GIVEN TASK
Search the material for the word "etapas" and report each line where it turns up.
*** MATERIAL PROVIDED ***
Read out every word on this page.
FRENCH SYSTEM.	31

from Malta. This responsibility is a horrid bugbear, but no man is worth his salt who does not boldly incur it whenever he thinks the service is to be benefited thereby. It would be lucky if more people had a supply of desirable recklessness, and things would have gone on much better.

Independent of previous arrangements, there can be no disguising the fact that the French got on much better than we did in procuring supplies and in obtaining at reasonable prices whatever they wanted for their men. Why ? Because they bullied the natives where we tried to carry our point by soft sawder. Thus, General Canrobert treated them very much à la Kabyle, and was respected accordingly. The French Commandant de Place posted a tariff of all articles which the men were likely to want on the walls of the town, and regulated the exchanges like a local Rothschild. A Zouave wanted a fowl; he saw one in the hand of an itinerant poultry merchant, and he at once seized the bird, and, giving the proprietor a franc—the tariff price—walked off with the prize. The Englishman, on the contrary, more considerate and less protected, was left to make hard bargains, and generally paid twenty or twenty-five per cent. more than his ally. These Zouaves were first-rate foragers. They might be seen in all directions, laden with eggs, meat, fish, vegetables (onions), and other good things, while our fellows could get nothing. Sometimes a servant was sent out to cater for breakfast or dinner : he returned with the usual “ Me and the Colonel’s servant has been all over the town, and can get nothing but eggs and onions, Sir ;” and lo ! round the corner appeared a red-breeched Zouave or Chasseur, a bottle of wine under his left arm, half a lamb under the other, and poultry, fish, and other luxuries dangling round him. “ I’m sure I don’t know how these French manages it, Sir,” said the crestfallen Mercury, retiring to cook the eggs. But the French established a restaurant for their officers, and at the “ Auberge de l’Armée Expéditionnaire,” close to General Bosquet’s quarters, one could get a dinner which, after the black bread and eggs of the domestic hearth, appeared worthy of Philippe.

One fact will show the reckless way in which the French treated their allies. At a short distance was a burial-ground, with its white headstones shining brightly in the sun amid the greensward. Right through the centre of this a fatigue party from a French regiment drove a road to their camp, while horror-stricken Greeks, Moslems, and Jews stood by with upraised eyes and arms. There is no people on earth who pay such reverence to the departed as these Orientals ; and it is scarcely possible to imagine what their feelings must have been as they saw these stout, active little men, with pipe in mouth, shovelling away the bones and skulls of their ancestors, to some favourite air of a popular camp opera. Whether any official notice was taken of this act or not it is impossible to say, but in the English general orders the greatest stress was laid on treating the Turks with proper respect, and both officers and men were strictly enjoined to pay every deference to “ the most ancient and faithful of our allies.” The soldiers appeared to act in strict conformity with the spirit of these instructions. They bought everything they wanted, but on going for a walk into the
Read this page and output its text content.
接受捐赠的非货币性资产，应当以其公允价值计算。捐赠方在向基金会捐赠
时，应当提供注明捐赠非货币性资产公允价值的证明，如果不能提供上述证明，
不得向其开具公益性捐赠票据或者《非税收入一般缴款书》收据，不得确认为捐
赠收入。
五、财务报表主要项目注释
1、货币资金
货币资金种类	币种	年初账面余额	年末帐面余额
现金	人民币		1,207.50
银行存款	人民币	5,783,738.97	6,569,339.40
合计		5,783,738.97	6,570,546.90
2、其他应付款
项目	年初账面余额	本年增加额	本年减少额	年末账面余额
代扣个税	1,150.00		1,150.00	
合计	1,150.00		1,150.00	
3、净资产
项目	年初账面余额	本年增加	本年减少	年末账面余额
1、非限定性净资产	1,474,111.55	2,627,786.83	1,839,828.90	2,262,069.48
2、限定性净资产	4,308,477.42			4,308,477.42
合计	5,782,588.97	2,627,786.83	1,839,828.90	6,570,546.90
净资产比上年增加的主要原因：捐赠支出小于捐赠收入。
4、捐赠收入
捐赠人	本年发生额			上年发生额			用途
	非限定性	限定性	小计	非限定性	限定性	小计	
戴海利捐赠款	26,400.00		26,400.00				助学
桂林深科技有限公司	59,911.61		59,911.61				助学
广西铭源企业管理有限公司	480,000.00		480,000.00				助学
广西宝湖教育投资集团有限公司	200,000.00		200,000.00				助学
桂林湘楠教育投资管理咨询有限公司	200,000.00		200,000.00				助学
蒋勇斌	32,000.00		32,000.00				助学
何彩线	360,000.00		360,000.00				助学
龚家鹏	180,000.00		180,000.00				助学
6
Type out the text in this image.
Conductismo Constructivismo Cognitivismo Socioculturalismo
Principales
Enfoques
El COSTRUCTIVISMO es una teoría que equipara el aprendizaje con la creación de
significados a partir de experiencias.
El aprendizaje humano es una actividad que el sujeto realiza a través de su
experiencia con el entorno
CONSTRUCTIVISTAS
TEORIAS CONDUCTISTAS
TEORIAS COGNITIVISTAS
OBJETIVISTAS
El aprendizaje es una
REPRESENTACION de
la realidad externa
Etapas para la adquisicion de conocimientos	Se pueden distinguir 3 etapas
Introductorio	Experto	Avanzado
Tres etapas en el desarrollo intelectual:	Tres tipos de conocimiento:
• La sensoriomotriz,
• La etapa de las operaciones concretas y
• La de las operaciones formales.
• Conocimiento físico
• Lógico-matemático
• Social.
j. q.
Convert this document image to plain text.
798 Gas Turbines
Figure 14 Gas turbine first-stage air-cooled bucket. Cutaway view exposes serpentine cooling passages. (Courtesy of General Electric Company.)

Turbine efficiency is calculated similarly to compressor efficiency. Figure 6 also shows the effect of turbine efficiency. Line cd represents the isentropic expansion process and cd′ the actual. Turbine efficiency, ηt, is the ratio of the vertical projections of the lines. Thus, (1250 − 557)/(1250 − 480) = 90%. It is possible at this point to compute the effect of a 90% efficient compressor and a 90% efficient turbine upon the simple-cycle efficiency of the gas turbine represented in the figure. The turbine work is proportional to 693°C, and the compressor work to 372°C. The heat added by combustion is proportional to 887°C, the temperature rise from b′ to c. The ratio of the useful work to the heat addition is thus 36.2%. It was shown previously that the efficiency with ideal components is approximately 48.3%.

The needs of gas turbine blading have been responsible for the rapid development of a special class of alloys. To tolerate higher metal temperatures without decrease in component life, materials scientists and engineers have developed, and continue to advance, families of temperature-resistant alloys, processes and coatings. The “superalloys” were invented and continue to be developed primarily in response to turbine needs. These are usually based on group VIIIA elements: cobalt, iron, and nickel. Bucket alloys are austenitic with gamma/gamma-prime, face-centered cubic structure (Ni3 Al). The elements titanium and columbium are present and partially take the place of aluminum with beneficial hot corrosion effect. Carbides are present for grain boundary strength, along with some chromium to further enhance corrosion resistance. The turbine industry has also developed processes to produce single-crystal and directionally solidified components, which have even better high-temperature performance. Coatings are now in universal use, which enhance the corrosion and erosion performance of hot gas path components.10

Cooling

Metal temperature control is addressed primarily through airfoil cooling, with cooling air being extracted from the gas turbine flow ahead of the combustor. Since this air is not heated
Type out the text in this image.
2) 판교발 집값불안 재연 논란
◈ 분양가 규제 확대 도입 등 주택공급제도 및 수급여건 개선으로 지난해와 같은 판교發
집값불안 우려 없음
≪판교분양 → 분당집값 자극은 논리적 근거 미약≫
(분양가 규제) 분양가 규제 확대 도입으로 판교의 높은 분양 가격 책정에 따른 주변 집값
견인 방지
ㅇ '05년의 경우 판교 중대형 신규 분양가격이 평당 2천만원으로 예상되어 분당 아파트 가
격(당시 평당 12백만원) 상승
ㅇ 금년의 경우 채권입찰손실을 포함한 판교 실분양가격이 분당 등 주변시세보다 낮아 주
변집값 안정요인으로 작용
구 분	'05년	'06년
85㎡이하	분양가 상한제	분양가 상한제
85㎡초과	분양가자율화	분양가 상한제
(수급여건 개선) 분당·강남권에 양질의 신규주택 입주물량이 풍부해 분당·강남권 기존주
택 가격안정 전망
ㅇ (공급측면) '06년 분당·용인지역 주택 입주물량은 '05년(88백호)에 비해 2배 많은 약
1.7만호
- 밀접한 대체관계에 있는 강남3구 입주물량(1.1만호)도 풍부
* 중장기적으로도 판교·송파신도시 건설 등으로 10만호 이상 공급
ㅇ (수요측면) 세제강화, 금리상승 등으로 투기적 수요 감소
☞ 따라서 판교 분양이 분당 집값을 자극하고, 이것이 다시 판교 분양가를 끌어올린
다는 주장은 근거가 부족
***
EXERCISE OUTPUT
Etapas para la adquisicion de conocimientos	Se pueden distinguir 3 etapas
Tres etapas en el desarrollo intelectual:	Tres tipos de conocimiento:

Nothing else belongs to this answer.